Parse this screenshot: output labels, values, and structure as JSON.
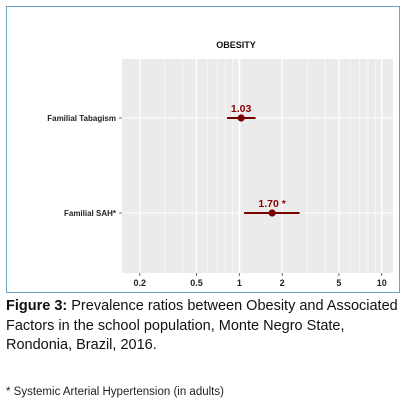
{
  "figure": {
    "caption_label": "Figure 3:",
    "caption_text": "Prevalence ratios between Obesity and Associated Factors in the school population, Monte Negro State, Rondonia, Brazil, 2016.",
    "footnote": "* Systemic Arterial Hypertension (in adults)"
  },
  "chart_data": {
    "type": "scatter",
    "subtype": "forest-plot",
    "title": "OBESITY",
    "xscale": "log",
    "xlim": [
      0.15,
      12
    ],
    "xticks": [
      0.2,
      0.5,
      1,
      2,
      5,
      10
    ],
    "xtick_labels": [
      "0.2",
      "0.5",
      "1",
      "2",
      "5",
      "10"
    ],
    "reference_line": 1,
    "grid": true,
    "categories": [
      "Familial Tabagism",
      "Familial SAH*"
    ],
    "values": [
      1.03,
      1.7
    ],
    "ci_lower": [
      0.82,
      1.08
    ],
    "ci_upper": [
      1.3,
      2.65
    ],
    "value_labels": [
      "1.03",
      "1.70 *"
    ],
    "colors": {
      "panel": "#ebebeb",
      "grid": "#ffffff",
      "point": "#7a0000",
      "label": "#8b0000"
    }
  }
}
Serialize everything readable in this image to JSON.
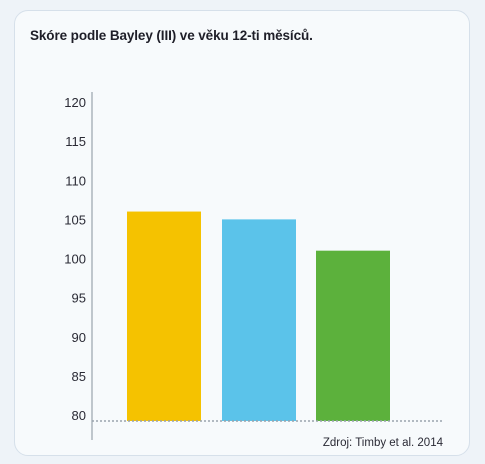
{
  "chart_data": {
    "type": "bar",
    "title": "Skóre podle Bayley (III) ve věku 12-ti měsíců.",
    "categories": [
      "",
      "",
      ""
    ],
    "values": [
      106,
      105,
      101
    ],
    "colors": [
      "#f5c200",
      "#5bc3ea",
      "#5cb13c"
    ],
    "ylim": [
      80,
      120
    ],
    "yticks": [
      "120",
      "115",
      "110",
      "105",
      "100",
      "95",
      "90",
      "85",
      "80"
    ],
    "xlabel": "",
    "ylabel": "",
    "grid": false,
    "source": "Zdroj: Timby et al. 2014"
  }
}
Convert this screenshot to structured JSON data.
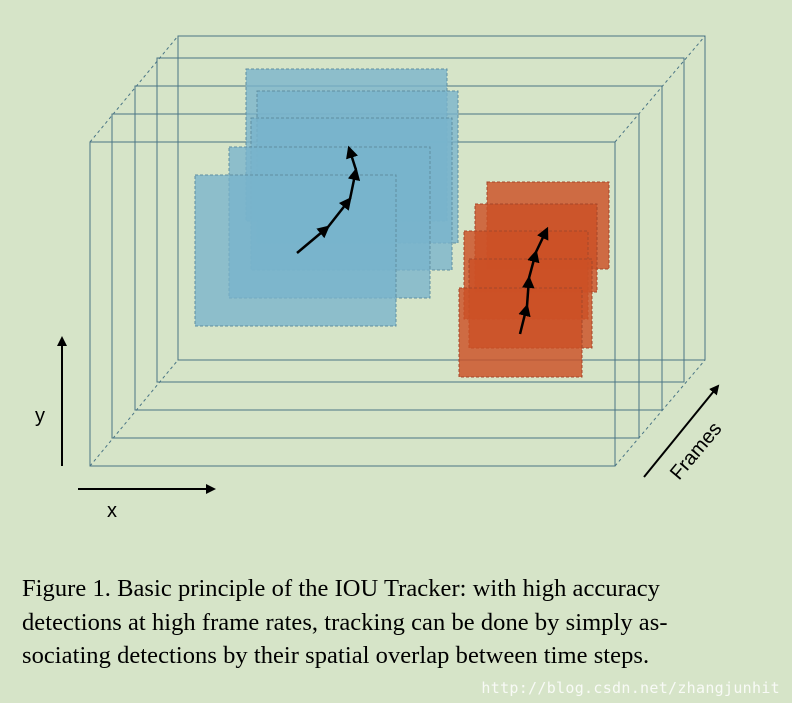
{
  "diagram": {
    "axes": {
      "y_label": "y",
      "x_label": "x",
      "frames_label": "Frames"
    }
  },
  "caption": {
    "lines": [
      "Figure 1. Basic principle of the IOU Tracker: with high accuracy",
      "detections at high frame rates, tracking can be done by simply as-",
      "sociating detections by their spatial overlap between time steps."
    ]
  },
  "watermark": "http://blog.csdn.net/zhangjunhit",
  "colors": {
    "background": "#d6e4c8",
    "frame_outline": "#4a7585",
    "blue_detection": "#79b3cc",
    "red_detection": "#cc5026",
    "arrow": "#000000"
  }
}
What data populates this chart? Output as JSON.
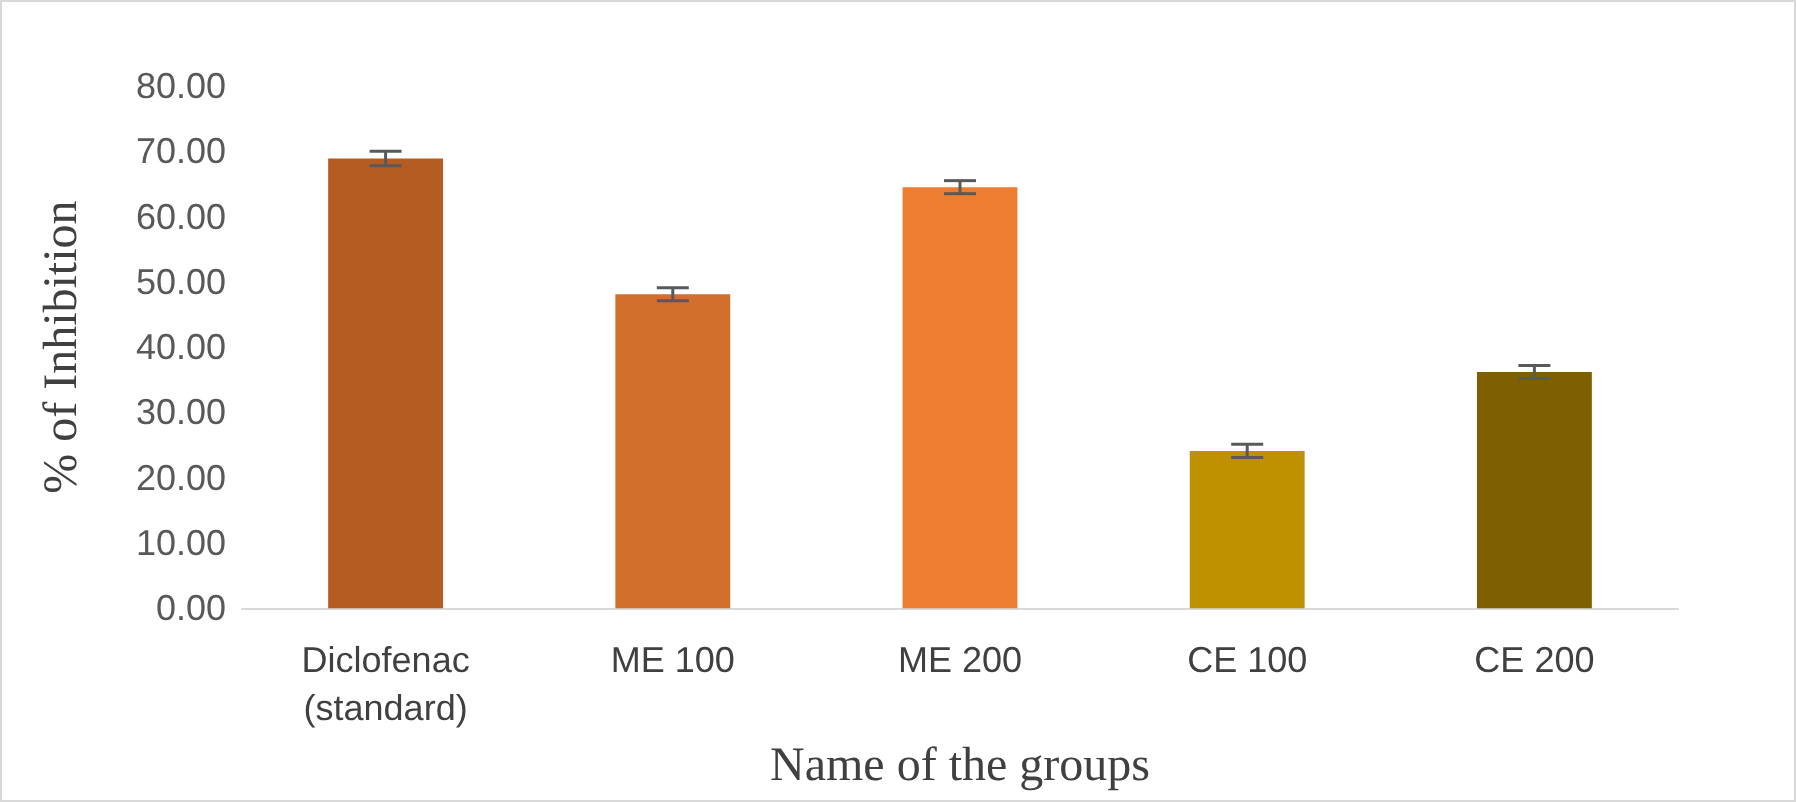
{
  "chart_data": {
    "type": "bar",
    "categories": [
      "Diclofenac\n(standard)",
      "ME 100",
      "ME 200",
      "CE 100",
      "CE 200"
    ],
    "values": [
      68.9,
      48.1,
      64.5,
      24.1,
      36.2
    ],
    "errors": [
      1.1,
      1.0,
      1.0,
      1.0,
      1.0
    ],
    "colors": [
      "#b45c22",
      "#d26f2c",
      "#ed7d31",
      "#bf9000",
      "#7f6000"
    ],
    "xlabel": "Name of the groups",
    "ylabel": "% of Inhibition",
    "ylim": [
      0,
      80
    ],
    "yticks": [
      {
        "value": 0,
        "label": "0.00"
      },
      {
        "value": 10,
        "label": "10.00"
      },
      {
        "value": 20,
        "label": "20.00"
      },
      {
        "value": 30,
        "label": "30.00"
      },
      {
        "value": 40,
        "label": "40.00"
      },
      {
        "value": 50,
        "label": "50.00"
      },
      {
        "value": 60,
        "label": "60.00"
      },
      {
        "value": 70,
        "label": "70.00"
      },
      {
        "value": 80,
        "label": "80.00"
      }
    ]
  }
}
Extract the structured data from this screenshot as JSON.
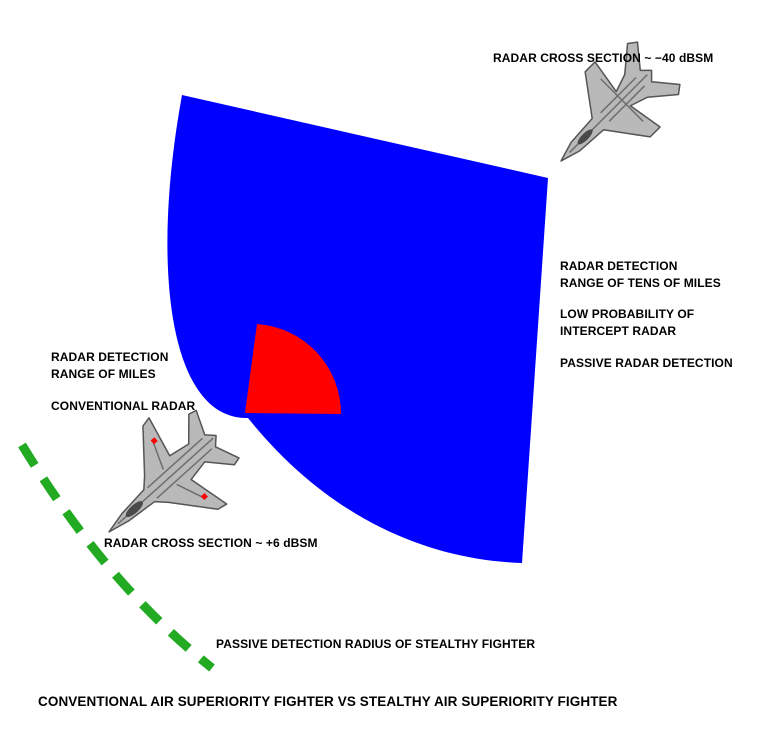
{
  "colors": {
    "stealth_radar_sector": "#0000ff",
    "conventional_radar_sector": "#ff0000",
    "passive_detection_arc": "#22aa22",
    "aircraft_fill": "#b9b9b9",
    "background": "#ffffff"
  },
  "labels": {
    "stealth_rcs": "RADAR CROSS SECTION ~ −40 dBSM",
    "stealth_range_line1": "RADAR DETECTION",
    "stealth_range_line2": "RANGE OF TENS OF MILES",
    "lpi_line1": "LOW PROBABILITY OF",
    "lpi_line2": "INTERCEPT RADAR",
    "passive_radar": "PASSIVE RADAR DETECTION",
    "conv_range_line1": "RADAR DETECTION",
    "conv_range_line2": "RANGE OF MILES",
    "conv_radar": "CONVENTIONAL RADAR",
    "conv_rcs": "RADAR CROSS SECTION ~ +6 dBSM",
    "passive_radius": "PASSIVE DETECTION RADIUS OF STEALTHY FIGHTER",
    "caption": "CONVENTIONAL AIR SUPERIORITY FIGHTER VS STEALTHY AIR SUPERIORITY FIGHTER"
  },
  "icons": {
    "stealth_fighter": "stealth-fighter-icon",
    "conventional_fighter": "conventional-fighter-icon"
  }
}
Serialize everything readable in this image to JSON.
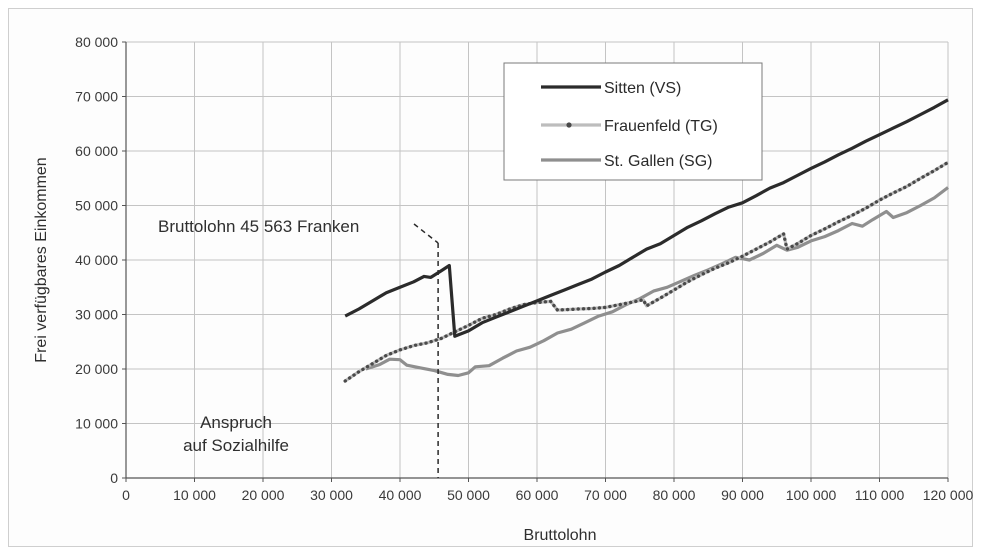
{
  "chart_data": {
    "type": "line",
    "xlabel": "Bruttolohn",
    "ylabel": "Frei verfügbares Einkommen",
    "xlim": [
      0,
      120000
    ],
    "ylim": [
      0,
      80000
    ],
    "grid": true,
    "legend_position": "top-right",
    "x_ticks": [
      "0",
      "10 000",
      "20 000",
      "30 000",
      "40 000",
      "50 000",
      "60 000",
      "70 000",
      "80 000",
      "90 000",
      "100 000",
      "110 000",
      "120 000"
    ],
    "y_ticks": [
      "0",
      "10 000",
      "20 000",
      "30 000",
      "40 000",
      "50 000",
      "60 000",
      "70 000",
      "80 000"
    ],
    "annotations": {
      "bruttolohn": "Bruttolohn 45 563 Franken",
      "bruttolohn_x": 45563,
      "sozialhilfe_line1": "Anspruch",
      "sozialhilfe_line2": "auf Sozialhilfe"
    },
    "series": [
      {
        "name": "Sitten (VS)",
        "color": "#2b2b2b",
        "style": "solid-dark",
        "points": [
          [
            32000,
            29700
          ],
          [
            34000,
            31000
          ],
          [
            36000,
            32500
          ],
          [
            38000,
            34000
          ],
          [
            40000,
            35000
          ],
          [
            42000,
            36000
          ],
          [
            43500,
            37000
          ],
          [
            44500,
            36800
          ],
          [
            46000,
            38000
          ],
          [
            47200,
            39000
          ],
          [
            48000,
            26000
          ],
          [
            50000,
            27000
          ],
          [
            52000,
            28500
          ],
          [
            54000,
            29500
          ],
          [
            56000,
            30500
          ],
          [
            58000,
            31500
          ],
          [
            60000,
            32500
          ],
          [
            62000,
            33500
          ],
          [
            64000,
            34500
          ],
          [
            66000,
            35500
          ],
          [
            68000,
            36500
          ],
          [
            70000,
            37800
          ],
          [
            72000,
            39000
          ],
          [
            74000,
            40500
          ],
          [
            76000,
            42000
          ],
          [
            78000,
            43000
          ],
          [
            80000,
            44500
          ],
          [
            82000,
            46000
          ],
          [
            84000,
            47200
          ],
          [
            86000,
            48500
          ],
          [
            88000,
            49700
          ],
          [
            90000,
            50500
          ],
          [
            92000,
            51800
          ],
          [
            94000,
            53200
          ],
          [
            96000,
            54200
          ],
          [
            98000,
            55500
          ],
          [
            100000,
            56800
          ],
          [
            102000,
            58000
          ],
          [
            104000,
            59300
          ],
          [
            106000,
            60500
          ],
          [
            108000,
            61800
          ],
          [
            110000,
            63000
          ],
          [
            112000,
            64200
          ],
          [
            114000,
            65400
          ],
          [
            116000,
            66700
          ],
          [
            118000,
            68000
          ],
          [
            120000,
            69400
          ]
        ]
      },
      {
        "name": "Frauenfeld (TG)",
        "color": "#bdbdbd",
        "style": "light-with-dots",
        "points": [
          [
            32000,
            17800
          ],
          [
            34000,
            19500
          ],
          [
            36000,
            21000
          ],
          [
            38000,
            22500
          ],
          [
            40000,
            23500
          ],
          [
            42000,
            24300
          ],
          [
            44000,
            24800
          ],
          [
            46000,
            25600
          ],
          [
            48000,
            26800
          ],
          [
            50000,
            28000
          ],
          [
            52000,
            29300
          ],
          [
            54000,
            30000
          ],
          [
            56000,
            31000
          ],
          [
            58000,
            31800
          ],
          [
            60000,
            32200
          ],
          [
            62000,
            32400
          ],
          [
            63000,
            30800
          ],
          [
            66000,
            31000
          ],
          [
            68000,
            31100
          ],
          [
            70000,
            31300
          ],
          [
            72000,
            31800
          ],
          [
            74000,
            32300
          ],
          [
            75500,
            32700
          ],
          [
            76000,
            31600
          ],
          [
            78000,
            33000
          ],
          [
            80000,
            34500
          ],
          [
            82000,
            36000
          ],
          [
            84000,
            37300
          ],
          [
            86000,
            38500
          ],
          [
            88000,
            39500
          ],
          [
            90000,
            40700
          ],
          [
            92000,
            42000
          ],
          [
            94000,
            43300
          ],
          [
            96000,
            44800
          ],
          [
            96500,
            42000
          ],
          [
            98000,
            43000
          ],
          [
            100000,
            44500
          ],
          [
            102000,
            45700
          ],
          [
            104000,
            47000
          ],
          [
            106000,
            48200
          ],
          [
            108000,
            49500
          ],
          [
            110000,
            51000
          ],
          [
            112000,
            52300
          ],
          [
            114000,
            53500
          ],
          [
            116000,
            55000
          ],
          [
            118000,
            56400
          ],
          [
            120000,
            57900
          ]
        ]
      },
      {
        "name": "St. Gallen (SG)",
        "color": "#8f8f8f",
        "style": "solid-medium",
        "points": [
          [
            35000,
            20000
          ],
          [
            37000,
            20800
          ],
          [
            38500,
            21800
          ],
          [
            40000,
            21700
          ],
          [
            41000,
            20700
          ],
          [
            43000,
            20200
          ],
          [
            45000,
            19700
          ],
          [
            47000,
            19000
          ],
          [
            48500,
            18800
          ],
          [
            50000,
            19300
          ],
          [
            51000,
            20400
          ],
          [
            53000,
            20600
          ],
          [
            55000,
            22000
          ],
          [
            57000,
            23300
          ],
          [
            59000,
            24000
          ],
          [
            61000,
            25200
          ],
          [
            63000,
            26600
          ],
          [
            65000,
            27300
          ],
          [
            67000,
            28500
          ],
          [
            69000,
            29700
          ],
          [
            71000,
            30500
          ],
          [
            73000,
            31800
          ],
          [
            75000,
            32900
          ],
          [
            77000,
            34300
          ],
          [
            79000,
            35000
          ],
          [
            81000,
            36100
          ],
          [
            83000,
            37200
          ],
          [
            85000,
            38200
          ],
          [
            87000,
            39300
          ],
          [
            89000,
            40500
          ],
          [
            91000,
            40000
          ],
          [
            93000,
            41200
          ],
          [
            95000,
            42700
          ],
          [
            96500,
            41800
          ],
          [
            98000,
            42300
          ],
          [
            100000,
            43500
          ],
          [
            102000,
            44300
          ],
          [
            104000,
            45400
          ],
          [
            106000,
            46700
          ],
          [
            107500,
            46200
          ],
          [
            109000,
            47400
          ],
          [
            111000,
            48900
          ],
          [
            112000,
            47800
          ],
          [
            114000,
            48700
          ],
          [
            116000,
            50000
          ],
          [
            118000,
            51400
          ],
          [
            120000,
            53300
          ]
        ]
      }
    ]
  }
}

_DO THIS_.
Return the lines of the records that include the string "STEALTHY".

_CORRECT RESPONSE_.
    "passive_radius": "PASSIVE DETECTION RADIUS OF STEALTHY FIGHTER",
    "caption": "CONVENTIONAL AIR SUPERIORITY FIGHTER VS STEALTHY AIR SUPERIORITY FIGHTER"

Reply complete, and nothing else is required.